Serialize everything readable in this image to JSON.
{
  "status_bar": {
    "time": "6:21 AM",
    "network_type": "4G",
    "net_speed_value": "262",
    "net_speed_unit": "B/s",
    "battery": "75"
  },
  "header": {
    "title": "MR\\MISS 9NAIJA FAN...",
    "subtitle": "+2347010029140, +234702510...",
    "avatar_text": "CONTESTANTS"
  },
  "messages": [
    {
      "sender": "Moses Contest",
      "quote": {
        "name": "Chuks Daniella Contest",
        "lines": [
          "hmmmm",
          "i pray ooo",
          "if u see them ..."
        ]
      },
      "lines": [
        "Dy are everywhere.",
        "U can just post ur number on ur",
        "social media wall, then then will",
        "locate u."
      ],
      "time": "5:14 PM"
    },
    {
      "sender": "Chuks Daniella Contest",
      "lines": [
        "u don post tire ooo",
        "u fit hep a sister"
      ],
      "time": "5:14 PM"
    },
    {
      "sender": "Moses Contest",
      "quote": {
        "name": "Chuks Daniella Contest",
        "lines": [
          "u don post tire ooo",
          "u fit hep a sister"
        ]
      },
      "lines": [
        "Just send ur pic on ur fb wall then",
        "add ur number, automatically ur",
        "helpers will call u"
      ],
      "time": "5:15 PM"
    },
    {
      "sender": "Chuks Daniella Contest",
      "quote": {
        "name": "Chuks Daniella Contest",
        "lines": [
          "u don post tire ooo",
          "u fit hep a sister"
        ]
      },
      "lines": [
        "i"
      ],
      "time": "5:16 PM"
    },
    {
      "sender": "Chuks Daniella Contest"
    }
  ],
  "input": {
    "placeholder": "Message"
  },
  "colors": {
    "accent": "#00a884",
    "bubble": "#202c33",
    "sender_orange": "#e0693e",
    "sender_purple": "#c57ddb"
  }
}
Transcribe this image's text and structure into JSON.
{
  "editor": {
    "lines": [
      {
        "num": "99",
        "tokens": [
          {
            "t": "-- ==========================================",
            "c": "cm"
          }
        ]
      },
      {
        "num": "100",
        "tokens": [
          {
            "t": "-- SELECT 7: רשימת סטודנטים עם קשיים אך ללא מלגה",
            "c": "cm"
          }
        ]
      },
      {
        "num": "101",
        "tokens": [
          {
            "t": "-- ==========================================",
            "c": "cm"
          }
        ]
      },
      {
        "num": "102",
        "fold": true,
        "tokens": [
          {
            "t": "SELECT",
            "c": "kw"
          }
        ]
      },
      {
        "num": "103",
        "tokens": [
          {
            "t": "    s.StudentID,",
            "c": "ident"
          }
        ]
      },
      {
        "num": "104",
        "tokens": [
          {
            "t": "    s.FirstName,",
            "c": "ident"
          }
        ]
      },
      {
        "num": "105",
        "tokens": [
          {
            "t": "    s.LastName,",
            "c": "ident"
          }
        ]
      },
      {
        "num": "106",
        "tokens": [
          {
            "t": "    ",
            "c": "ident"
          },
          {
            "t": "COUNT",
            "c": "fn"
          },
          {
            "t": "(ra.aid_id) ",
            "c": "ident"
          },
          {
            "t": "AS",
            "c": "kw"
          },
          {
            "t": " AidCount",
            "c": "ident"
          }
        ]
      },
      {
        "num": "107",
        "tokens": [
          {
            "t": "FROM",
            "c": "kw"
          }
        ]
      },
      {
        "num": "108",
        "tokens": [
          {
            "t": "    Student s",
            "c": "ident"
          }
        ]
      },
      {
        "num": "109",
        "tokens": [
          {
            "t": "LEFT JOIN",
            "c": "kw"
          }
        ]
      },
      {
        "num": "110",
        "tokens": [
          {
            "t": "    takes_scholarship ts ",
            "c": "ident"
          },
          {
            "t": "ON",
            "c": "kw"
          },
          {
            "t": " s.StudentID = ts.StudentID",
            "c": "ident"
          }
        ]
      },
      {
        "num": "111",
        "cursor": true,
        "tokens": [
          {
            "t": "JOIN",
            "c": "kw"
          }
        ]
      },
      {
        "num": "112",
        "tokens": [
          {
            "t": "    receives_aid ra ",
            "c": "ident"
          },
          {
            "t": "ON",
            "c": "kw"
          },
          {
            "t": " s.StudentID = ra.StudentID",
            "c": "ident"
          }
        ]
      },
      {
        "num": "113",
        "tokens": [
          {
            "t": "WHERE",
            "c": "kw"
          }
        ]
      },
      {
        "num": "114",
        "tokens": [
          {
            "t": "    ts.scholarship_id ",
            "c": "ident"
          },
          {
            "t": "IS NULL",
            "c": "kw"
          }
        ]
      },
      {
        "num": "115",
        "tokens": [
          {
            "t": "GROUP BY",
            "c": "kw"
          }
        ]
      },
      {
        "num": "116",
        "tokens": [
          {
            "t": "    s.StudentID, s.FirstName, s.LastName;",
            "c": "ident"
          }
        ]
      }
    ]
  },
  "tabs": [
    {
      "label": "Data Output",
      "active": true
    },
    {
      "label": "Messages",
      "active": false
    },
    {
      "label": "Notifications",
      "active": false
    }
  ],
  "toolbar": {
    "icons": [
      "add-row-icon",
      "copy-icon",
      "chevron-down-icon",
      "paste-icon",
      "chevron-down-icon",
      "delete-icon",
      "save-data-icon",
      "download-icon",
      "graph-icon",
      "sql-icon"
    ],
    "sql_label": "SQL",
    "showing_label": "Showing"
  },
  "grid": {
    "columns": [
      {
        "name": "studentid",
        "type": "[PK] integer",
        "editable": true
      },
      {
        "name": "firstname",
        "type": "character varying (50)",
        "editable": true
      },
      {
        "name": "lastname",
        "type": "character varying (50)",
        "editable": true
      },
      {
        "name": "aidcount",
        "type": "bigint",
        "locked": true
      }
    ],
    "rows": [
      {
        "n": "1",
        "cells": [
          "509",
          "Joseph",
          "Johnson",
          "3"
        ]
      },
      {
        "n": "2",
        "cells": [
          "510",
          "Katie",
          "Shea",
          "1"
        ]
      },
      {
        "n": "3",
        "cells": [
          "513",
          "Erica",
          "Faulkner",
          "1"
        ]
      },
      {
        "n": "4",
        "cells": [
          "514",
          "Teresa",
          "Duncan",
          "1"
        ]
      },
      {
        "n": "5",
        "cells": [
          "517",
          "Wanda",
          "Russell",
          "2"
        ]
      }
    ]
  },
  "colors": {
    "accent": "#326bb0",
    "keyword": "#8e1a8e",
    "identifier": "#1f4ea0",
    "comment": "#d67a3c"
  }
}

• [Instructions to follow] Please output every record, keeping each line exact.

• [Response]
Serialize everything readable in this image to JSON.
{
  "status_bar": {
    "time": "6:21 AM",
    "network_type": "4G",
    "net_speed_value": "262",
    "net_speed_unit": "B/s",
    "battery": "75"
  },
  "header": {
    "title": "MR\\MISS 9NAIJA FAN...",
    "subtitle": "+2347010029140, +234702510...",
    "avatar_text": "CONTESTANTS"
  },
  "messages": [
    {
      "sender": "Moses Contest",
      "quote": {
        "name": "Chuks Daniella Contest",
        "lines": [
          "hmmmm",
          "i pray ooo",
          "if u see them ..."
        ]
      },
      "lines": [
        "Dy are everywhere.",
        "U can just post ur number on ur",
        "social media wall, then then will",
        "locate u."
      ],
      "time": "5:14 PM"
    },
    {
      "sender": "Chuks Daniella Contest",
      "lines": [
        "u don post tire ooo",
        "u fit hep a sister"
      ],
      "time": "5:14 PM"
    },
    {
      "sender": "Moses Contest",
      "quote": {
        "name": "Chuks Daniella Contest",
        "lines": [
          "u don post tire ooo",
          "u fit hep a sister"
        ]
      },
      "lines": [
        "Just send ur pic on ur fb wall then",
        "add ur number, automatically ur",
        "helpers will call u"
      ],
      "time": "5:15 PM"
    },
    {
      "sender": "Chuks Daniella Contest",
      "quote": {
        "name": "Chuks Daniella Contest",
        "lines": [
          "u don post tire ooo",
          "u fit hep a sister"
        ]
      },
      "lines": [
        "i"
      ],
      "time": "5:16 PM"
    },
    {
      "sender": "Chuks Daniella Contest"
    }
  ],
  "input": {
    "placeholder": "Message"
  },
  "colors": {
    "accent": "#00a884",
    "bubble": "#202c33",
    "sender_orange": "#e0693e",
    "sender_purple": "#c57ddb"
  }
}
Transcribe this image's text and structure into JSON.
{
  "editor": {
    "lines": [
      {
        "num": "99",
        "tokens": [
          {
            "t": "-- ==========================================",
            "c": "cm"
          }
        ]
      },
      {
        "num": "100",
        "tokens": [
          {
            "t": "-- SELECT 7: רשימת סטודנטים עם קשיים אך ללא מלגה",
            "c": "cm"
          }
        ]
      },
      {
        "num": "101",
        "tokens": [
          {
            "t": "-- ==========================================",
            "c": "cm"
          }
        ]
      },
      {
        "num": "102",
        "fold": true,
        "tokens": [
          {
            "t": "SELECT",
            "c": "kw"
          }
        ]
      },
      {
        "num": "103",
        "tokens": [
          {
            "t": "    s.StudentID,",
            "c": "ident"
          }
        ]
      },
      {
        "num": "104",
        "tokens": [
          {
            "t": "    s.FirstName,",
            "c": "ident"
          }
        ]
      },
      {
        "num": "105",
        "tokens": [
          {
            "t": "    s.LastName,",
            "c": "ident"
          }
        ]
      },
      {
        "num": "106",
        "tokens": [
          {
            "t": "    ",
            "c": "ident"
          },
          {
            "t": "COUNT",
            "c": "fn"
          },
          {
            "t": "(ra.aid_id) ",
            "c": "ident"
          },
          {
            "t": "AS",
            "c": "kw"
          },
          {
            "t": " AidCount",
            "c": "ident"
          }
        ]
      },
      {
        "num": "107",
        "tokens": [
          {
            "t": "FROM",
            "c": "kw"
          }
        ]
      },
      {
        "num": "108",
        "tokens": [
          {
            "t": "    Student s",
            "c": "ident"
          }
        ]
      },
      {
        "num": "109",
        "tokens": [
          {
            "t": "LEFT JOIN",
            "c": "kw"
          }
        ]
      },
      {
        "num": "110",
        "tokens": [
          {
            "t": "    takes_scholarship ts ",
            "c": "ident"
          },
          {
            "t": "ON",
            "c": "kw"
          },
          {
            "t": " s.StudentID = ts.StudentID",
            "c": "ident"
          }
        ]
      },
      {
        "num": "111",
        "cursor": true,
        "tokens": [
          {
            "t": "JOIN",
            "c": "kw"
          }
        ]
      },
      {
        "num": "112",
        "tokens": [
          {
            "t": "    receives_aid ra ",
            "c": "ident"
          },
          {
            "t": "ON",
            "c": "kw"
          },
          {
            "t": " s.StudentID = ra.StudentID",
            "c": "ident"
          }
        ]
      },
      {
        "num": "113",
        "tokens": [
          {
            "t": "WHERE",
            "c": "kw"
          }
        ]
      },
      {
        "num": "114",
        "tokens": [
          {
            "t": "    ts.scholarship_id ",
            "c": "ident"
          },
          {
            "t": "IS NULL",
            "c": "kw"
          }
        ]
      },
      {
        "num": "115",
        "tokens": [
          {
            "t": "GROUP BY",
            "c": "kw"
          }
        ]
      },
      {
        "num": "116",
        "tokens": [
          {
            "t": "    s.StudentID, s.FirstName, s.LastName;",
            "c": "ident"
          }
        ]
      }
    ]
  },
  "tabs": [
    {
      "label": "Data Output",
      "active": true
    },
    {
      "label": "Messages",
      "active": false
    },
    {
      "label": "Notifications",
      "active": false
    }
  ],
  "toolbar": {
    "icons": [
      "add-row-icon",
      "copy-icon",
      "chevron-down-icon",
      "paste-icon",
      "chevron-down-icon",
      "delete-icon",
      "save-data-icon",
      "download-icon",
      "graph-icon",
      "sql-icon"
    ],
    "sql_label": "SQL",
    "showing_label": "Showing"
  },
  "grid": {
    "columns": [
      {
        "name": "studentid",
        "type": "[PK] integer",
        "editable": true
      },
      {
        "name": "firstname",
        "type": "character varying (50)",
        "editable": true
      },
      {
        "name": "lastname",
        "type": "character varying (50)",
        "editable": true
      },
      {
        "name": "aidcount",
        "type": "bigint",
        "locked": true
      }
    ],
    "rows": [
      {
        "n": "1",
        "cells": [
          "509",
          "Joseph",
          "Johnson",
          "3"
        ]
      },
      {
        "n": "2",
        "cells": [
          "510",
          "Katie",
          "Shea",
          "1"
        ]
      },
      {
        "n": "3",
        "cells": [
          "513",
          "Erica",
          "Faulkner",
          "1"
        ]
      },
      {
        "n": "4",
        "cells": [
          "514",
          "Teresa",
          "Duncan",
          "1"
        ]
      },
      {
        "n": "5",
        "cells": [
          "517",
          "Wanda",
          "Russell",
          "2"
        ]
      }
    ]
  },
  "colors": {
    "accent": "#326bb0",
    "keyword": "#8e1a8e",
    "identifier": "#1f4ea0",
    "comment": "#d67a3c"
  }
}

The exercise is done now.